» **Problem statement**:
Write out the entries again exactly as they are given.

::::

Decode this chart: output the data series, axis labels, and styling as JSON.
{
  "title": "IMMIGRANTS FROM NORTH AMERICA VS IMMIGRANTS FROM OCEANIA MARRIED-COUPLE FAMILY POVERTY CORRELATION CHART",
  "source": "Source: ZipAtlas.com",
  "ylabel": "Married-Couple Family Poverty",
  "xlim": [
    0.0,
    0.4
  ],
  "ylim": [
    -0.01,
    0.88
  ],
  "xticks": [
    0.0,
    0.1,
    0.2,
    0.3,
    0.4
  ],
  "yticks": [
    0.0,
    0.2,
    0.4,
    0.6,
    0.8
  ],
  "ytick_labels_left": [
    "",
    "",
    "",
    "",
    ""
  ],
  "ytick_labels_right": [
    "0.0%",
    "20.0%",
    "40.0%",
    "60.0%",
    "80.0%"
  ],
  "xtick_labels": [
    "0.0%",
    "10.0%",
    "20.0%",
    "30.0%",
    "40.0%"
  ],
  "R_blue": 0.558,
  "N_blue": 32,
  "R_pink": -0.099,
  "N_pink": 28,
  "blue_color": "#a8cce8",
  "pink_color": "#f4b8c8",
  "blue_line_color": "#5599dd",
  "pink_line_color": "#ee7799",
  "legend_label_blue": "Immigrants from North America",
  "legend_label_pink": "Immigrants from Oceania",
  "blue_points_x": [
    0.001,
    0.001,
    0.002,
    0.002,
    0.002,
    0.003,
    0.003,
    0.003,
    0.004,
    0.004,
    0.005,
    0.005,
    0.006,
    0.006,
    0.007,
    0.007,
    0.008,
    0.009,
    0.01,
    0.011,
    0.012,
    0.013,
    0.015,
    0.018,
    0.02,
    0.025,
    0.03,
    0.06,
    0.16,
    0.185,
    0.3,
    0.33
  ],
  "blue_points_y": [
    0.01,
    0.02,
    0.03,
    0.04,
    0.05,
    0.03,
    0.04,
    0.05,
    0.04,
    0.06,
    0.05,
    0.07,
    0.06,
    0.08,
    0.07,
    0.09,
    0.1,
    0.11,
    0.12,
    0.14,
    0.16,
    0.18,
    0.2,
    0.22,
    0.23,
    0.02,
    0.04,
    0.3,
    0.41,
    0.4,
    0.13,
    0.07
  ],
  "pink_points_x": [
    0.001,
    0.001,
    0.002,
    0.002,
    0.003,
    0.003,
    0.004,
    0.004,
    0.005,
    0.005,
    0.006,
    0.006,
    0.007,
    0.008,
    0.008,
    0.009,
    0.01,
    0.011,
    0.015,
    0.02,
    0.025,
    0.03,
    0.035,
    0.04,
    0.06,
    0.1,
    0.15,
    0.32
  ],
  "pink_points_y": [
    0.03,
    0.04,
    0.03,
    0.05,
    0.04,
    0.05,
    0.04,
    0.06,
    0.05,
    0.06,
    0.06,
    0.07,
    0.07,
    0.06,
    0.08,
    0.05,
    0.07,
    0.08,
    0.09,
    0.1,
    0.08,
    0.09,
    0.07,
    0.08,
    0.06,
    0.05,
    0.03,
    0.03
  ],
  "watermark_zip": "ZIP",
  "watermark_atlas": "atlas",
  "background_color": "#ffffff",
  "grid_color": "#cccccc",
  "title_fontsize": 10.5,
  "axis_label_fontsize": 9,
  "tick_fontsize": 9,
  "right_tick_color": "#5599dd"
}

::::

» **Output for this exercise**:
Decode this chart: output the data series, axis labels, and styling as JSON.
{
  "title": "IMMIGRANTS FROM NORTH AMERICA VS IMMIGRANTS FROM OCEANIA MARRIED-COUPLE FAMILY POVERTY CORRELATION CHART",
  "source": "Source: ZipAtlas.com",
  "ylabel": "Married-Couple Family Poverty",
  "xlim": [
    0.0,
    0.4
  ],
  "ylim": [
    -0.01,
    0.88
  ],
  "xticks": [
    0.0,
    0.1,
    0.2,
    0.3,
    0.4
  ],
  "yticks": [
    0.0,
    0.2,
    0.4,
    0.6,
    0.8
  ],
  "ytick_labels_left": [
    "",
    "",
    "",
    "",
    ""
  ],
  "ytick_labels_right": [
    "0.0%",
    "20.0%",
    "40.0%",
    "60.0%",
    "80.0%"
  ],
  "xtick_labels": [
    "0.0%",
    "10.0%",
    "20.0%",
    "30.0%",
    "40.0%"
  ],
  "R_blue": 0.558,
  "N_blue": 32,
  "R_pink": -0.099,
  "N_pink": 28,
  "blue_color": "#a8cce8",
  "pink_color": "#f4b8c8",
  "blue_line_color": "#5599dd",
  "pink_line_color": "#ee7799",
  "legend_label_blue": "Immigrants from North America",
  "legend_label_pink": "Immigrants from Oceania",
  "blue_points_x": [
    0.001,
    0.001,
    0.002,
    0.002,
    0.002,
    0.003,
    0.003,
    0.003,
    0.004,
    0.004,
    0.005,
    0.005,
    0.006,
    0.006,
    0.007,
    0.007,
    0.008,
    0.009,
    0.01,
    0.011,
    0.012,
    0.013,
    0.015,
    0.018,
    0.02,
    0.025,
    0.03,
    0.06,
    0.16,
    0.185,
    0.3,
    0.33
  ],
  "blue_points_y": [
    0.01,
    0.02,
    0.03,
    0.04,
    0.05,
    0.03,
    0.04,
    0.05,
    0.04,
    0.06,
    0.05,
    0.07,
    0.06,
    0.08,
    0.07,
    0.09,
    0.1,
    0.11,
    0.12,
    0.14,
    0.16,
    0.18,
    0.2,
    0.22,
    0.23,
    0.02,
    0.04,
    0.3,
    0.41,
    0.4,
    0.13,
    0.07
  ],
  "pink_points_x": [
    0.001,
    0.001,
    0.002,
    0.002,
    0.003,
    0.003,
    0.004,
    0.004,
    0.005,
    0.005,
    0.006,
    0.006,
    0.007,
    0.008,
    0.008,
    0.009,
    0.01,
    0.011,
    0.015,
    0.02,
    0.025,
    0.03,
    0.035,
    0.04,
    0.06,
    0.1,
    0.15,
    0.32
  ],
  "pink_points_y": [
    0.03,
    0.04,
    0.03,
    0.05,
    0.04,
    0.05,
    0.04,
    0.06,
    0.05,
    0.06,
    0.06,
    0.07,
    0.07,
    0.06,
    0.08,
    0.05,
    0.07,
    0.08,
    0.09,
    0.1,
    0.08,
    0.09,
    0.07,
    0.08,
    0.06,
    0.05,
    0.03,
    0.03
  ],
  "watermark_zip": "ZIP",
  "watermark_atlas": "atlas",
  "background_color": "#ffffff",
  "grid_color": "#cccccc",
  "title_fontsize": 10.5,
  "axis_label_fontsize": 9,
  "tick_fontsize": 9,
  "right_tick_color": "#5599dd"
}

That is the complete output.